### INSTRUCTION
Return every line below as is, leaving out the pictures.
**** ENTRIES SUPPLIED ****
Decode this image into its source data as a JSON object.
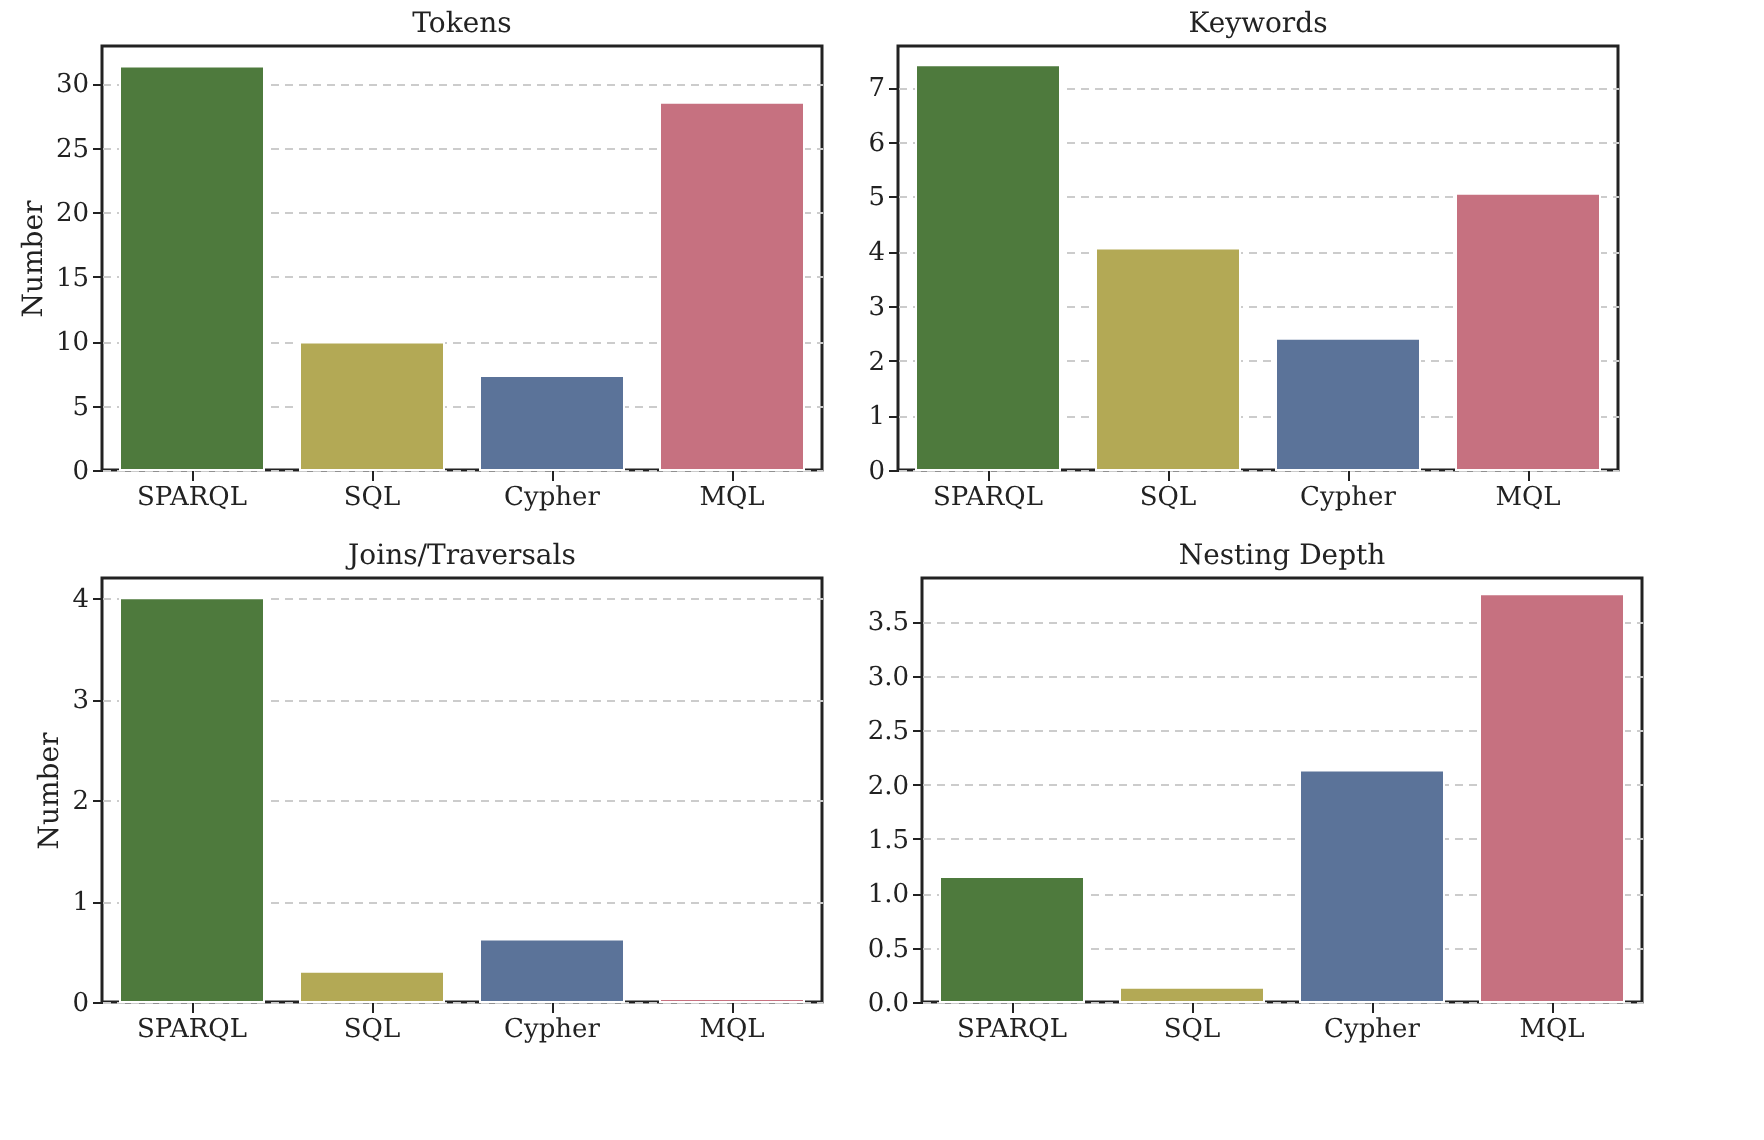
{
  "chart_data": [
    {
      "type": "bar",
      "title": "Tokens",
      "ylabel": "Number",
      "categories": [
        "SPARQL",
        "SQL",
        "Cypher",
        "MQL"
      ],
      "values": [
        31.3,
        9.9,
        7.3,
        28.5
      ],
      "colors": [
        "#4e7a3d",
        "#b3a955",
        "#5b7399",
        "#c67180"
      ],
      "ylim": [
        0,
        32.9
      ],
      "yticks": [
        0,
        5,
        10,
        15,
        20,
        25,
        30
      ],
      "grid": "y"
    },
    {
      "type": "bar",
      "title": "Keywords",
      "categories": [
        "SPARQL",
        "SQL",
        "Cypher",
        "MQL"
      ],
      "values": [
        7.4,
        4.05,
        2.4,
        5.05
      ],
      "colors": [
        "#4e7a3d",
        "#b3a955",
        "#5b7399",
        "#c67180"
      ],
      "ylim": [
        0,
        7.75
      ],
      "yticks": [
        0,
        1,
        2,
        3,
        4,
        5,
        6,
        7
      ],
      "grid": "y"
    },
    {
      "type": "bar",
      "title": "Joins/Traversals",
      "ylabel": "Number",
      "categories": [
        "SPARQL",
        "SQL",
        "Cypher",
        "MQL"
      ],
      "values": [
        4.0,
        0.3,
        0.62,
        0.03
      ],
      "colors": [
        "#4e7a3d",
        "#b3a955",
        "#5b7399",
        "#c67180"
      ],
      "ylim": [
        0,
        4.2
      ],
      "yticks": [
        0,
        1,
        2,
        3,
        4
      ],
      "grid": "y"
    },
    {
      "type": "bar",
      "title": "Nesting Depth",
      "categories": [
        "SPARQL",
        "SQL",
        "Cypher",
        "MQL"
      ],
      "values": [
        1.15,
        0.13,
        2.13,
        3.75
      ],
      "colors": [
        "#4e7a3d",
        "#b3a955",
        "#5b7399",
        "#c67180"
      ],
      "ylim": [
        0,
        3.9
      ],
      "yticks": [
        {
          "value": 0,
          "label": "0.0"
        },
        {
          "value": 0.5,
          "label": "0.5"
        },
        {
          "value": 1,
          "label": "1.0"
        },
        {
          "value": 1.5,
          "label": "1.5"
        },
        {
          "value": 2,
          "label": "2.0"
        },
        {
          "value": 2.5,
          "label": "2.5"
        },
        {
          "value": 3,
          "label": "3.0"
        },
        {
          "value": 3.5,
          "label": "3.5"
        }
      ],
      "grid": "y"
    }
  ]
}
****
### REPLY TO THE TASK
Decode this image into its source data as a JSON object.
{
  "chart_data": [
    {
      "type": "bar",
      "title": "Tokens",
      "ylabel": "Number",
      "categories": [
        "SPARQL",
        "SQL",
        "Cypher",
        "MQL"
      ],
      "values": [
        31.3,
        9.9,
        7.3,
        28.5
      ],
      "colors": [
        "#4e7a3d",
        "#b3a955",
        "#5b7399",
        "#c67180"
      ],
      "ylim": [
        0,
        32.9
      ],
      "yticks": [
        0,
        5,
        10,
        15,
        20,
        25,
        30
      ],
      "grid": "y"
    },
    {
      "type": "bar",
      "title": "Keywords",
      "categories": [
        "SPARQL",
        "SQL",
        "Cypher",
        "MQL"
      ],
      "values": [
        7.4,
        4.05,
        2.4,
        5.05
      ],
      "colors": [
        "#4e7a3d",
        "#b3a955",
        "#5b7399",
        "#c67180"
      ],
      "ylim": [
        0,
        7.75
      ],
      "yticks": [
        0,
        1,
        2,
        3,
        4,
        5,
        6,
        7
      ],
      "grid": "y"
    },
    {
      "type": "bar",
      "title": "Joins/Traversals",
      "ylabel": "Number",
      "categories": [
        "SPARQL",
        "SQL",
        "Cypher",
        "MQL"
      ],
      "values": [
        4.0,
        0.3,
        0.62,
        0.03
      ],
      "colors": [
        "#4e7a3d",
        "#b3a955",
        "#5b7399",
        "#c67180"
      ],
      "ylim": [
        0,
        4.2
      ],
      "yticks": [
        0,
        1,
        2,
        3,
        4
      ],
      "grid": "y"
    },
    {
      "type": "bar",
      "title": "Nesting Depth",
      "categories": [
        "SPARQL",
        "SQL",
        "Cypher",
        "MQL"
      ],
      "values": [
        1.15,
        0.13,
        2.13,
        3.75
      ],
      "colors": [
        "#4e7a3d",
        "#b3a955",
        "#5b7399",
        "#c67180"
      ],
      "ylim": [
        0,
        3.9
      ],
      "yticks": [
        {
          "value": 0,
          "label": "0.0"
        },
        {
          "value": 0.5,
          "label": "0.5"
        },
        {
          "value": 1,
          "label": "1.0"
        },
        {
          "value": 1.5,
          "label": "1.5"
        },
        {
          "value": 2,
          "label": "2.0"
        },
        {
          "value": 2.5,
          "label": "2.5"
        },
        {
          "value": 3,
          "label": "3.0"
        },
        {
          "value": 3.5,
          "label": "3.5"
        }
      ],
      "grid": "y"
    }
  ]
}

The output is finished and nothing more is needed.